§ **What you should do**: Show every line below where "shortcut" can be found.

§ **Extracted data**:
▽

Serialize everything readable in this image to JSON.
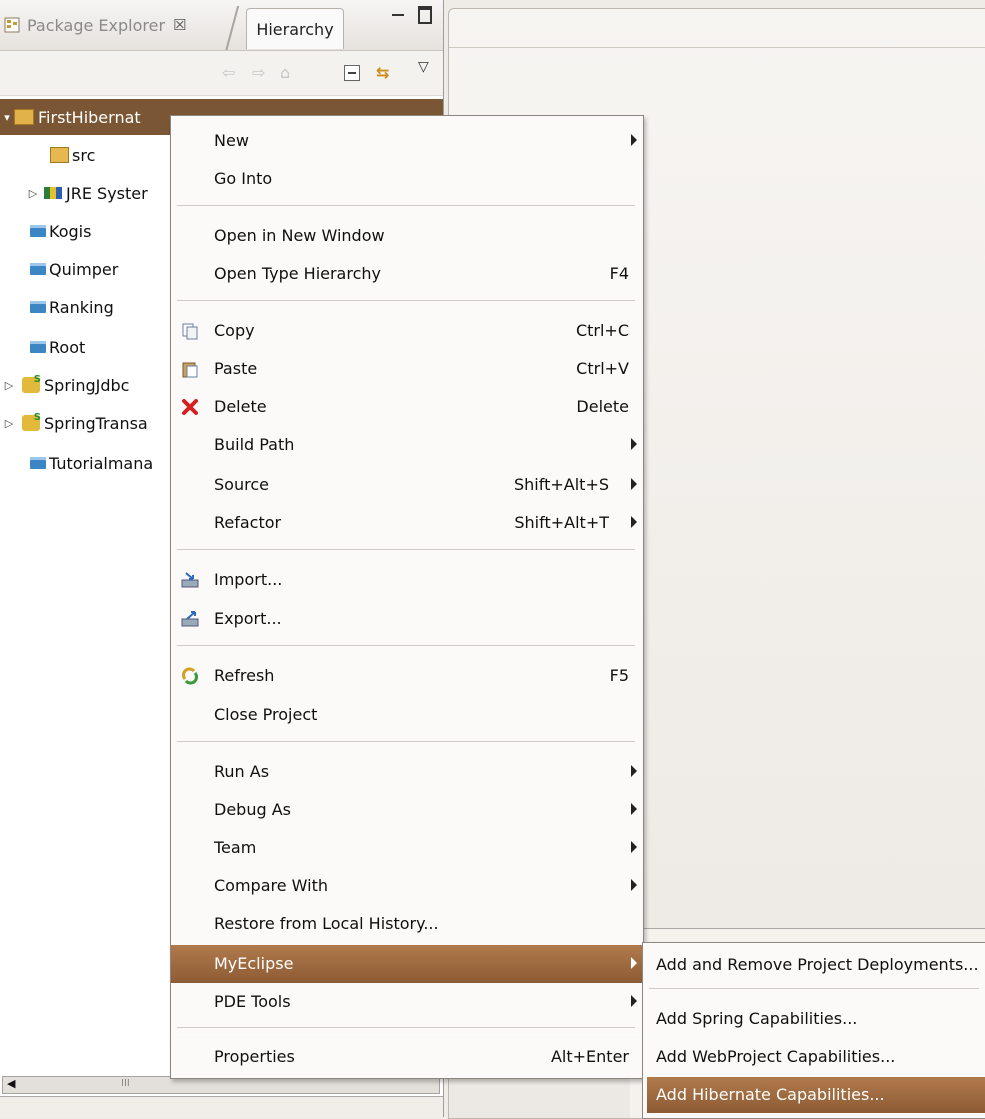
{
  "explorer": {
    "tab_title": "Package Explorer",
    "tab_close": "☒",
    "hierarchy_tab": "Hierarchy",
    "toolbar": {
      "back": "⇦",
      "forward": "⇨",
      "home": "⌂",
      "link": "⇆",
      "menu": "▽"
    },
    "tree": [
      {
        "label": "FirstHibernat",
        "icon": "open-project-icon",
        "expander": "▾"
      },
      {
        "label": "src",
        "icon": "source-folder-icon"
      },
      {
        "label": "JRE Syster",
        "icon": "library-icon",
        "expander": "▷"
      },
      {
        "label": "Kogis",
        "icon": "folder-icon"
      },
      {
        "label": "Quimper",
        "icon": "folder-icon"
      },
      {
        "label": "Ranking",
        "icon": "folder-icon"
      },
      {
        "label": "Root",
        "icon": "folder-icon"
      },
      {
        "label": "SpringJdbc",
        "icon": "spring-project-icon",
        "expander": "▷"
      },
      {
        "label": "SpringTransa",
        "icon": "spring-project-icon",
        "expander": "▷"
      },
      {
        "label": "Tutorialmana",
        "icon": "folder-icon"
      }
    ],
    "scroll_left": "◀",
    "scroll_grip": "III"
  },
  "context_menu": {
    "items": [
      {
        "label": "New",
        "submenu": true
      },
      {
        "label": "Go Into"
      },
      {
        "label": "Open in New Window"
      },
      {
        "label": "Open Type Hierarchy",
        "shortcut": "F4"
      },
      {
        "label": "Copy",
        "shortcut": "Ctrl+C",
        "icon": "copy-icon"
      },
      {
        "label": "Paste",
        "shortcut": "Ctrl+V",
        "icon": "paste-icon"
      },
      {
        "label": "Delete",
        "shortcut": "Delete",
        "icon": "delete-icon"
      },
      {
        "label": "Build Path",
        "submenu": true
      },
      {
        "label": "Source",
        "shortcut": "Shift+Alt+S",
        "submenu": true
      },
      {
        "label": "Refactor",
        "shortcut": "Shift+Alt+T",
        "submenu": true
      },
      {
        "label": "Import...",
        "icon": "import-icon"
      },
      {
        "label": "Export...",
        "icon": "export-icon"
      },
      {
        "label": "Refresh",
        "shortcut": "F5",
        "icon": "refresh-icon"
      },
      {
        "label": "Close Project"
      },
      {
        "label": "Run As",
        "submenu": true
      },
      {
        "label": "Debug As",
        "submenu": true
      },
      {
        "label": "Team",
        "submenu": true
      },
      {
        "label": "Compare With",
        "submenu": true
      },
      {
        "label": "Restore from Local History..."
      },
      {
        "label": "MyEclipse",
        "submenu": true,
        "highlighted": true
      },
      {
        "label": "PDE Tools",
        "submenu": true
      },
      {
        "label": "Properties",
        "shortcut": "Alt+Enter"
      }
    ]
  },
  "submenu": {
    "items": [
      {
        "label": "Add and Remove Project Deployments..."
      },
      {
        "label": "Add Spring Capabilities..."
      },
      {
        "label": "Add WebProject Capabilities..."
      },
      {
        "label": "Add Hibernate Capabilities...",
        "highlighted": true
      }
    ]
  },
  "colors": {
    "selection": "#7a5634",
    "highlight": "#9d6b42",
    "menu_bg": "#fbfaf9"
  }
}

△

§ **The reply**:
        "shortcut": "F4"
        "shortcut": "Ctrl+C",
        "shortcut": "Ctrl+V",
        "shortcut": "Delete",
        "shortcut": "Shift+Alt+S",
        "shortcut": "Shift+Alt+T",
        "shortcut": "F5",
        "shortcut": "Alt+Enter"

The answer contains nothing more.